Stated exercise
Repeat the material below exactly, with no pictures.

Input

....

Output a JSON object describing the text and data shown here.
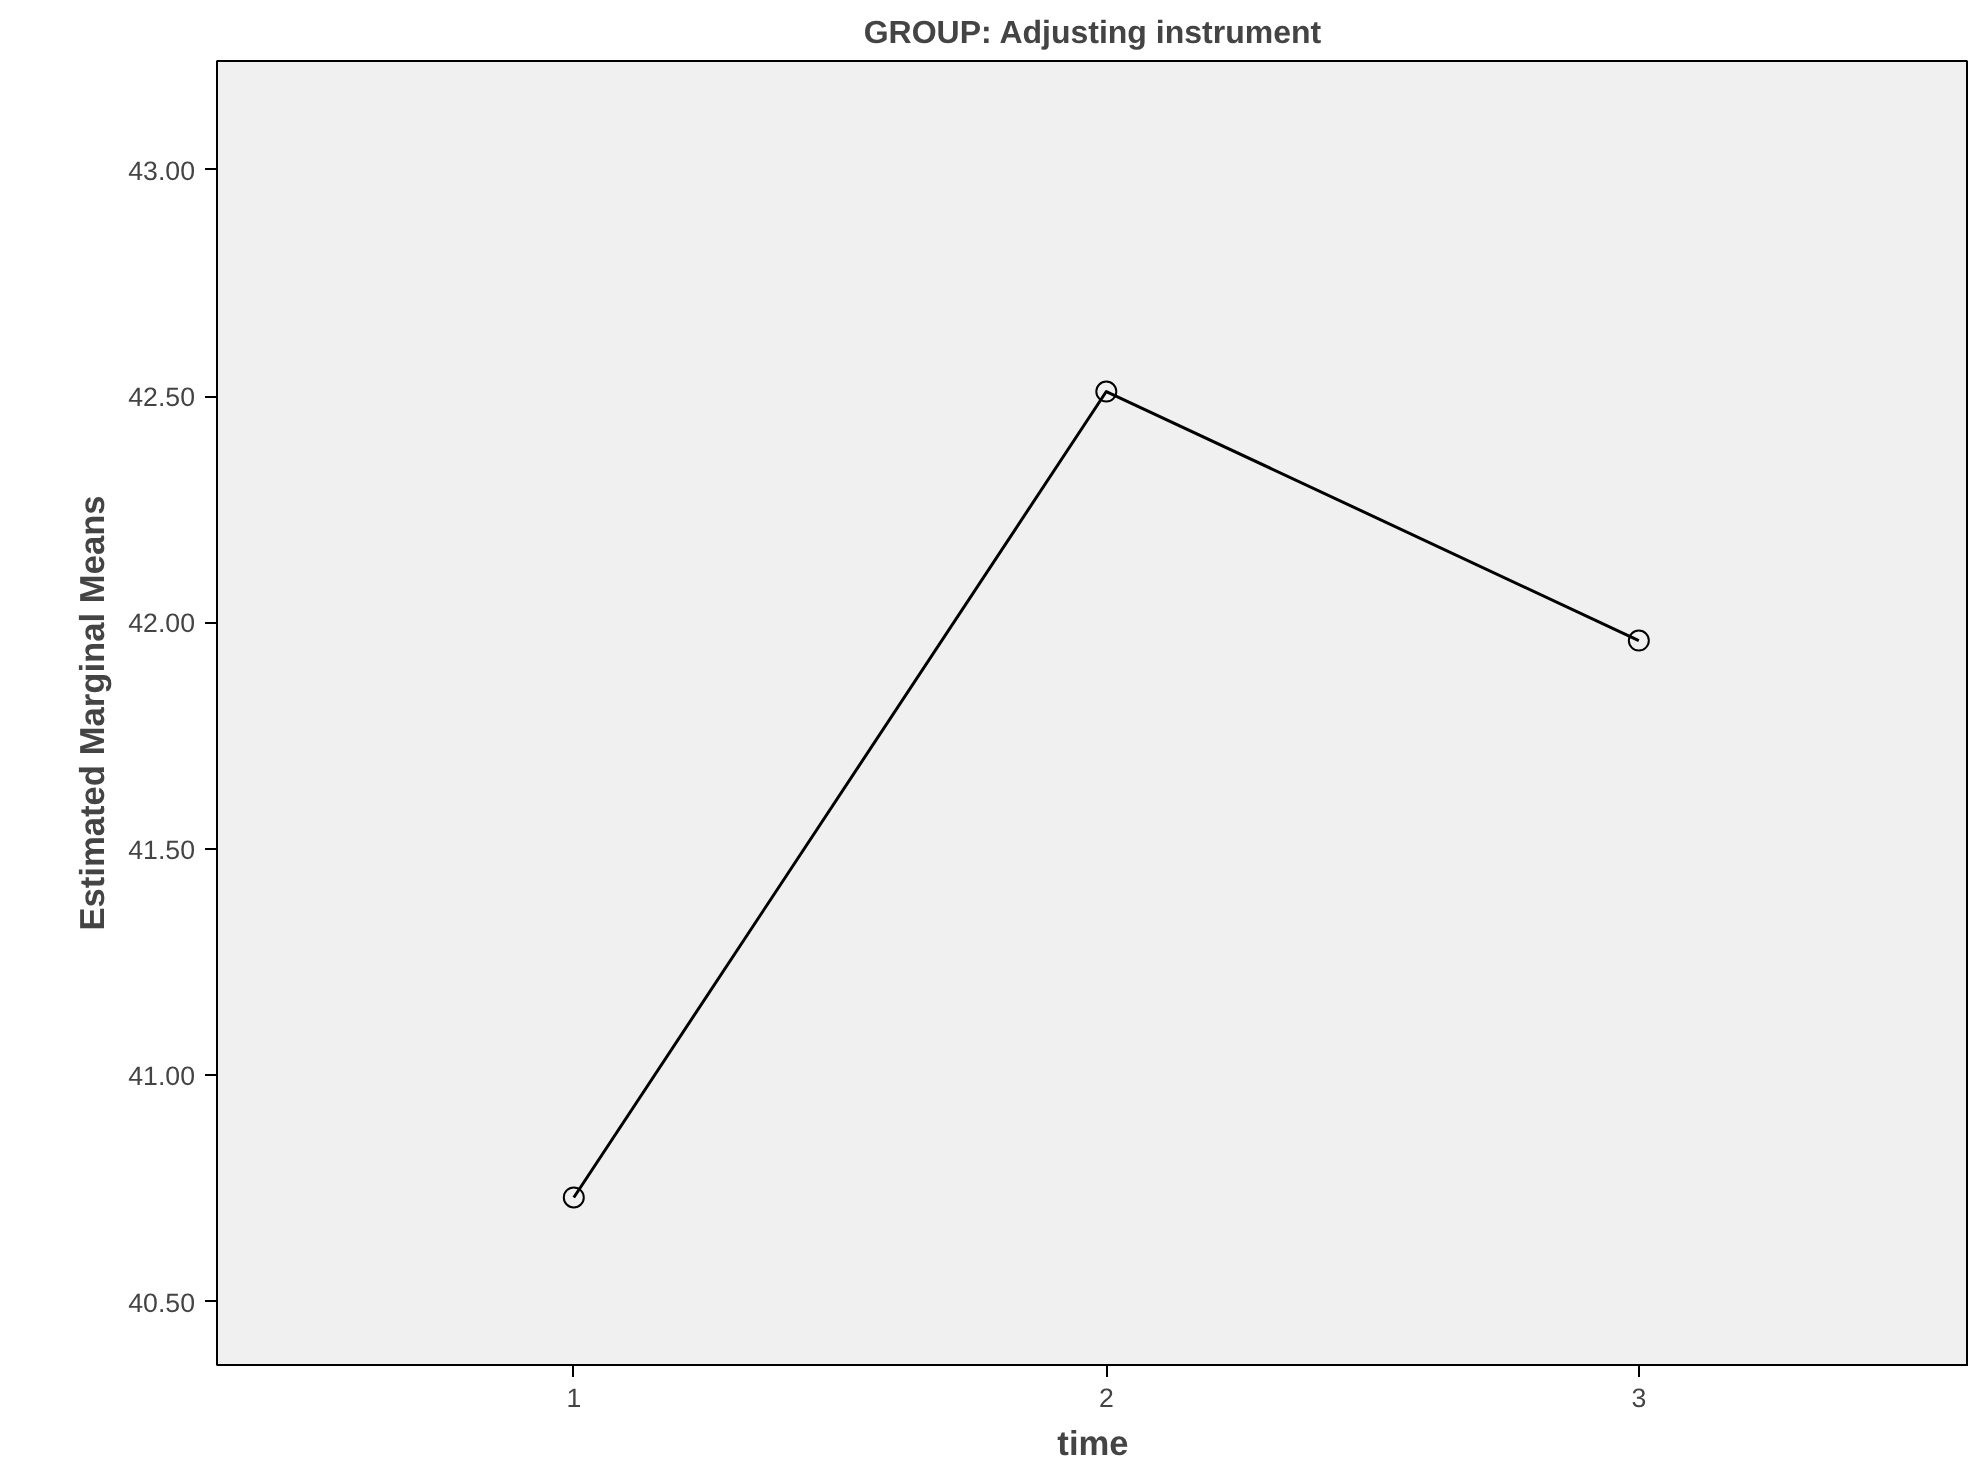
{
  "chart_data": {
    "type": "line",
    "title": "GROUP: Adjusting instrument",
    "xlabel": "time",
    "ylabel": "Estimated Marginal Means",
    "categories": [
      "1",
      "2",
      "3"
    ],
    "series": [
      {
        "color": "#000000",
        "values": [
          40.73,
          42.51,
          41.96
        ]
      }
    ],
    "ylim": [
      40.36,
      43.24
    ],
    "yticks": [
      {
        "value": 40.5,
        "label": "40.50"
      },
      {
        "value": 41,
        "label": "41.00"
      },
      {
        "value": 41.5,
        "label": "41.50"
      },
      {
        "value": 42,
        "label": "42.00"
      },
      {
        "value": 42.5,
        "label": "42.50"
      },
      {
        "value": 43,
        "label": "43.00"
      }
    ],
    "grid": false,
    "marker": "circle",
    "line_style": "solid"
  }
}
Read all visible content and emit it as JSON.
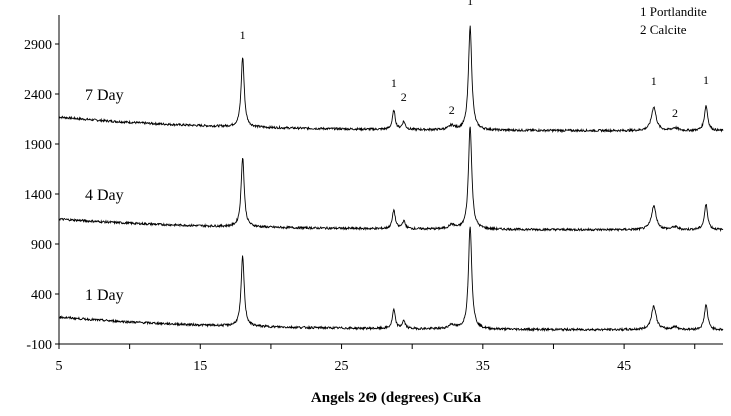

....

Response to this exercise
Output a JSON object describing the text and data shown here.
{
  "chart_data": {
    "type": "line",
    "title": "GROUP: Adjusting instrument",
    "xlabel": "time",
    "ylabel": "Estimated Marginal Means",
    "categories": [
      "1",
      "2",
      "3"
    ],
    "series": [
      {
        "color": "#000000",
        "values": [
          40.73,
          42.51,
          41.96
        ]
      }
    ],
    "ylim": [
      40.36,
      43.24
    ],
    "yticks": [
      {
        "value": 40.5,
        "label": "40.50"
      },
      {
        "value": 41,
        "label": "41.00"
      },
      {
        "value": 41.5,
        "label": "41.50"
      },
      {
        "value": 42,
        "label": "42.00"
      },
      {
        "value": 42.5,
        "label": "42.50"
      },
      {
        "value": 43,
        "label": "43.00"
      }
    ],
    "grid": false,
    "marker": "circle",
    "line_style": "solid"
  }
}
Read all visible content and emit it as JSON.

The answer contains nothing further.